*Supplied entries*.
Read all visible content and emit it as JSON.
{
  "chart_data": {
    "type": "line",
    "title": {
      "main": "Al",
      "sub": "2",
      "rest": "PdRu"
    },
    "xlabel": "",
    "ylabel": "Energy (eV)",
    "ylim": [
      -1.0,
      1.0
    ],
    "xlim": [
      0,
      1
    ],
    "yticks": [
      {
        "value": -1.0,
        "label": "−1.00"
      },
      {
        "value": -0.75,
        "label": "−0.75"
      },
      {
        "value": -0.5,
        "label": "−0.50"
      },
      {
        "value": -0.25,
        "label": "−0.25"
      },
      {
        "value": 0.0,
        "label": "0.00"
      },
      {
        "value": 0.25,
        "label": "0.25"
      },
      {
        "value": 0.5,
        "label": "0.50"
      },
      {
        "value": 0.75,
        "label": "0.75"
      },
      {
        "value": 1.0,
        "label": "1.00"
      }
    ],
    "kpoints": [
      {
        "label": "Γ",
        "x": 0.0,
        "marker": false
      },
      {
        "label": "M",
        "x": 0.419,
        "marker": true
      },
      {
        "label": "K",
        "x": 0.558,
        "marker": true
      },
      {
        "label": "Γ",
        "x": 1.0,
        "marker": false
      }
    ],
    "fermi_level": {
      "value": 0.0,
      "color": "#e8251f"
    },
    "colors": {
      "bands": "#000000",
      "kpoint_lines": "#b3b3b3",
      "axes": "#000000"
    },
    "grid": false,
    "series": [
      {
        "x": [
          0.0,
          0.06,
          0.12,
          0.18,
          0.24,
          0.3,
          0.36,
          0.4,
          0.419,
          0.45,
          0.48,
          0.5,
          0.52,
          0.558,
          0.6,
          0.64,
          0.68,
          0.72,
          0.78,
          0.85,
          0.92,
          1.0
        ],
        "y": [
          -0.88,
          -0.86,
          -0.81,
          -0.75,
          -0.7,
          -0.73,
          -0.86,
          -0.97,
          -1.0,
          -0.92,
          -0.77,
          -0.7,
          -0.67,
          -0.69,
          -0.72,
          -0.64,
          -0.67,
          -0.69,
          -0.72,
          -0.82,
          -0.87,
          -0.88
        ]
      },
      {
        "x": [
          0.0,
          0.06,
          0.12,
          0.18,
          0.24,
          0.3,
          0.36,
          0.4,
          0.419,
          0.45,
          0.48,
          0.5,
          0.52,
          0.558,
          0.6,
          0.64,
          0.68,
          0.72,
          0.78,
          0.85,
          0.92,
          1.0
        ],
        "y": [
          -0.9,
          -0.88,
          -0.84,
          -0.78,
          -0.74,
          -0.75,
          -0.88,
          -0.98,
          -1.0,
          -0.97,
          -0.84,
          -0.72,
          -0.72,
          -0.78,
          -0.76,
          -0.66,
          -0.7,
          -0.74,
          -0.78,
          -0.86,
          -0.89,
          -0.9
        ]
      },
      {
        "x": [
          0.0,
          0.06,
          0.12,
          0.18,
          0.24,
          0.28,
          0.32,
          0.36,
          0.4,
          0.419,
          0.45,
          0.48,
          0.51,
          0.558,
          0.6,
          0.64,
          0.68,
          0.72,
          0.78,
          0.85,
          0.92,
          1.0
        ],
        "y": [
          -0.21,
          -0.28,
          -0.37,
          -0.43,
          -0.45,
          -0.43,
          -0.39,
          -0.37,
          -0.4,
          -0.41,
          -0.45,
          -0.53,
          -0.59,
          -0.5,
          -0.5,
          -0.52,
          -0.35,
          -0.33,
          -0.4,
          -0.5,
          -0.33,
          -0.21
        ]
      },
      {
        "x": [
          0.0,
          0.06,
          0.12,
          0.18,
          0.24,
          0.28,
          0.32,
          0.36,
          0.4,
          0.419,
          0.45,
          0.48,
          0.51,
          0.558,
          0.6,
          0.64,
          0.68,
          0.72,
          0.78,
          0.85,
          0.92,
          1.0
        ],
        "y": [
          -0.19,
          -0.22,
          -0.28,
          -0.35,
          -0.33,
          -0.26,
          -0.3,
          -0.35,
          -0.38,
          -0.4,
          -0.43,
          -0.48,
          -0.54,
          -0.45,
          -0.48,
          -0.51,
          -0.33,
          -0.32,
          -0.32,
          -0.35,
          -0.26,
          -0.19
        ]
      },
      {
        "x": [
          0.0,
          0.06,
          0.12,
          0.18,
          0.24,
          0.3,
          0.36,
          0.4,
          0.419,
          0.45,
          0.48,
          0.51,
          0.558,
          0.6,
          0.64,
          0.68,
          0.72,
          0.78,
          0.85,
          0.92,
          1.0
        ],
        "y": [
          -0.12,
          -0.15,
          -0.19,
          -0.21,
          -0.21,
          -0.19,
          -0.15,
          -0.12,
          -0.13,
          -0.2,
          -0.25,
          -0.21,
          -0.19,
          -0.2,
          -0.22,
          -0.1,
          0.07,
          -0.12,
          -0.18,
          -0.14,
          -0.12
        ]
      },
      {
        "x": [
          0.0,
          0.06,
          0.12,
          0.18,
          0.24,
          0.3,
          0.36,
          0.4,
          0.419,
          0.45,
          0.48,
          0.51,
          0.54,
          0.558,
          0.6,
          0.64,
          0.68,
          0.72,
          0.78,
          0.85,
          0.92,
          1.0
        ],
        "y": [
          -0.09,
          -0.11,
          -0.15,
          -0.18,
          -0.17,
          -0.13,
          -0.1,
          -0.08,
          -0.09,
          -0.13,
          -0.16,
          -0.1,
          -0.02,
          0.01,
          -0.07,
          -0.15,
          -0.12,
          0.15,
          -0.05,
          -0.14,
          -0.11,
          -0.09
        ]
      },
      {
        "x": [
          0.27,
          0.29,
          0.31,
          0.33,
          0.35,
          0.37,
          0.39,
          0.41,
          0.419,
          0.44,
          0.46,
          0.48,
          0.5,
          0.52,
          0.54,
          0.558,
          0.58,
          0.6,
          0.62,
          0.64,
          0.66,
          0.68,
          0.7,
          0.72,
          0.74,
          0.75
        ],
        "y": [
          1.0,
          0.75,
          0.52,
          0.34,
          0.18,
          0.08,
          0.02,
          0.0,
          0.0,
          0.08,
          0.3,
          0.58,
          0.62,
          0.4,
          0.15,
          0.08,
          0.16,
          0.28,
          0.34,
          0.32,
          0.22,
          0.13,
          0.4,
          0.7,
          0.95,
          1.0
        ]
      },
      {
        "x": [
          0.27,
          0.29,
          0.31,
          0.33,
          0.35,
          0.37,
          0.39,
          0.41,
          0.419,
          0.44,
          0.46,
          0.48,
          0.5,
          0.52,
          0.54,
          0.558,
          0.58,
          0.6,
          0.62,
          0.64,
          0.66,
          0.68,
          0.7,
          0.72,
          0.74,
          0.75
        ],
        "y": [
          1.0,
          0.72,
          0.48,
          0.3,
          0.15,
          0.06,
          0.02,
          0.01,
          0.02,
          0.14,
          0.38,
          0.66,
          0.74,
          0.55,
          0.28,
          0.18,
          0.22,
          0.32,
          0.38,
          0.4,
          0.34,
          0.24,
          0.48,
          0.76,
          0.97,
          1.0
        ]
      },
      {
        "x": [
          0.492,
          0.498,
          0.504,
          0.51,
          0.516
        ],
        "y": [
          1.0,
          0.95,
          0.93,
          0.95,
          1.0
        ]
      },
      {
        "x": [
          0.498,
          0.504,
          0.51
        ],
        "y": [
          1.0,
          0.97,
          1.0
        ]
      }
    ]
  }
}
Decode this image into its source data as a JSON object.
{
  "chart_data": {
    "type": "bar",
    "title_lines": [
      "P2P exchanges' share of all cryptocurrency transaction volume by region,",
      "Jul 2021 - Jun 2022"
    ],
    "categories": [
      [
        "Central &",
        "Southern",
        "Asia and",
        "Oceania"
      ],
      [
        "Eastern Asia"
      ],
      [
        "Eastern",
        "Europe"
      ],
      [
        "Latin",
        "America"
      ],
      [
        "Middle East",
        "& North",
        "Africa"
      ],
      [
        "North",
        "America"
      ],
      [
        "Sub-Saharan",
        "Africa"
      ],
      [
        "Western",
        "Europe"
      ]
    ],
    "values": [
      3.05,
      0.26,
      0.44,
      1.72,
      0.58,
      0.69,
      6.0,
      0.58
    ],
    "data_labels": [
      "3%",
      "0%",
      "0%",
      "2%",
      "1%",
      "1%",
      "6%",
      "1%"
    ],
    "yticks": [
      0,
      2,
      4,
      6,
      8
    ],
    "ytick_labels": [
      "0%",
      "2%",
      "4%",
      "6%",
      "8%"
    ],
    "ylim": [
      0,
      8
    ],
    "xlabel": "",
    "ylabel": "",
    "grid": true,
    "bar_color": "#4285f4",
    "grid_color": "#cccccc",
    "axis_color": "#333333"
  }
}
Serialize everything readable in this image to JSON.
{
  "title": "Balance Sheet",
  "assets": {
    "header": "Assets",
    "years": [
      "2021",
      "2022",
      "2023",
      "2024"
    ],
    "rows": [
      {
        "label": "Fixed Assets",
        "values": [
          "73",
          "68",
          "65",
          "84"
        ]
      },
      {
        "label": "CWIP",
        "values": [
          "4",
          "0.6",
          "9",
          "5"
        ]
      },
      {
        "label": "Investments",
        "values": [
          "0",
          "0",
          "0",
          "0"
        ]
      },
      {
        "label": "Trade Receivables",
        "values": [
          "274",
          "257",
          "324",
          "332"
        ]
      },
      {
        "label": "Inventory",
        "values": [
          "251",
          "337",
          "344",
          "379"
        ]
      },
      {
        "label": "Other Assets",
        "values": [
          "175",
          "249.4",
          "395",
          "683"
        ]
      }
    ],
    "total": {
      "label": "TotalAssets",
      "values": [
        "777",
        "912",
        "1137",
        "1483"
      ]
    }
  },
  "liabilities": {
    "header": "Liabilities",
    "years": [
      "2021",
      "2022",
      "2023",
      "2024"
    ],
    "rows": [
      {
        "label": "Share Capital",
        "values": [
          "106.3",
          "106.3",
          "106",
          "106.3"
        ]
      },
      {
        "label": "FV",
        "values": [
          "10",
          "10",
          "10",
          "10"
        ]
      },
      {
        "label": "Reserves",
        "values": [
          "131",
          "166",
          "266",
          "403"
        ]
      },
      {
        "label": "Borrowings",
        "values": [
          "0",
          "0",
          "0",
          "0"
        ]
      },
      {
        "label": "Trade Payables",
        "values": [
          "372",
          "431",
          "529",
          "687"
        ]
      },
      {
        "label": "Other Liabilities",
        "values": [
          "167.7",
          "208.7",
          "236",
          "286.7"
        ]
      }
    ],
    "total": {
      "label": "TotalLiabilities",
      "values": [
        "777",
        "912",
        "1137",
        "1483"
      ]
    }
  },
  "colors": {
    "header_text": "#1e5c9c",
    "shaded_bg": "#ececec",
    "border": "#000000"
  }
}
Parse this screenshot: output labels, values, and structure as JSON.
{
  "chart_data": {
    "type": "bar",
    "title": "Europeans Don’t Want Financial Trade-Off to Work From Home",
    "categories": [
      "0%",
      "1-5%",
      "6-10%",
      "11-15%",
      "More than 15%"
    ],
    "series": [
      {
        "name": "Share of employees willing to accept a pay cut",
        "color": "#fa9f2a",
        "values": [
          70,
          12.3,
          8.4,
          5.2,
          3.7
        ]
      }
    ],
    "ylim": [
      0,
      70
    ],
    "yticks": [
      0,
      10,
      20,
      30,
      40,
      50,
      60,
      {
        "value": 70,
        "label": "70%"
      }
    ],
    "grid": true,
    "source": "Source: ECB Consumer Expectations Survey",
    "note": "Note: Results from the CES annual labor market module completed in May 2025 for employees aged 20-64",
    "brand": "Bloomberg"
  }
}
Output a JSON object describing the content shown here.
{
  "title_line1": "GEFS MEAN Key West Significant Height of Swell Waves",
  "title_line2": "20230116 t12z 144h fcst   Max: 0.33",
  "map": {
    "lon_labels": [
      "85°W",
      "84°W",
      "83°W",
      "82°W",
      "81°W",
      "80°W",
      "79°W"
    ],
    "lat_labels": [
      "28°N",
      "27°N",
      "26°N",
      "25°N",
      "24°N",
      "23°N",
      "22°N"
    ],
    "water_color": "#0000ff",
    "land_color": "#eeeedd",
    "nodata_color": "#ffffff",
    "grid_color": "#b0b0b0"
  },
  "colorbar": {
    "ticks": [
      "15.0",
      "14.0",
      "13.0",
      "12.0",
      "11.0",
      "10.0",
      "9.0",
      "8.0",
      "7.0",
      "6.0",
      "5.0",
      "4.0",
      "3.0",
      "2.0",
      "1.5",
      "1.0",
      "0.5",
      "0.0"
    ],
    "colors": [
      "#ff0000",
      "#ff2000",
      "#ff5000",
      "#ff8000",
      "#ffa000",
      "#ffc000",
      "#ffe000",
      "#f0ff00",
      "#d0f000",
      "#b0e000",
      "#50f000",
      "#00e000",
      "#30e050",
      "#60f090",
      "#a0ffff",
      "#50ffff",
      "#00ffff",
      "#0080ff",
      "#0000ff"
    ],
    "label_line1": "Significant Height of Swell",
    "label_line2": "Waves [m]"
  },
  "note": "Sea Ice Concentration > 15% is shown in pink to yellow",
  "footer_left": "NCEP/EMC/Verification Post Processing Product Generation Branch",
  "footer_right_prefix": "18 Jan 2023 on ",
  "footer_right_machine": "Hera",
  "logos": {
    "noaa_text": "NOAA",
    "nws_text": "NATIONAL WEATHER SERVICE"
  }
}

*Direction*. In the entries above, find every line with the word "Trade" and list it.

*Answer to this problem*.
        "label": "Trade Receivables",
        "label": "Trade Payables",
    "title": "Europeans Don’t Want Financial Trade-Off to Work From Home",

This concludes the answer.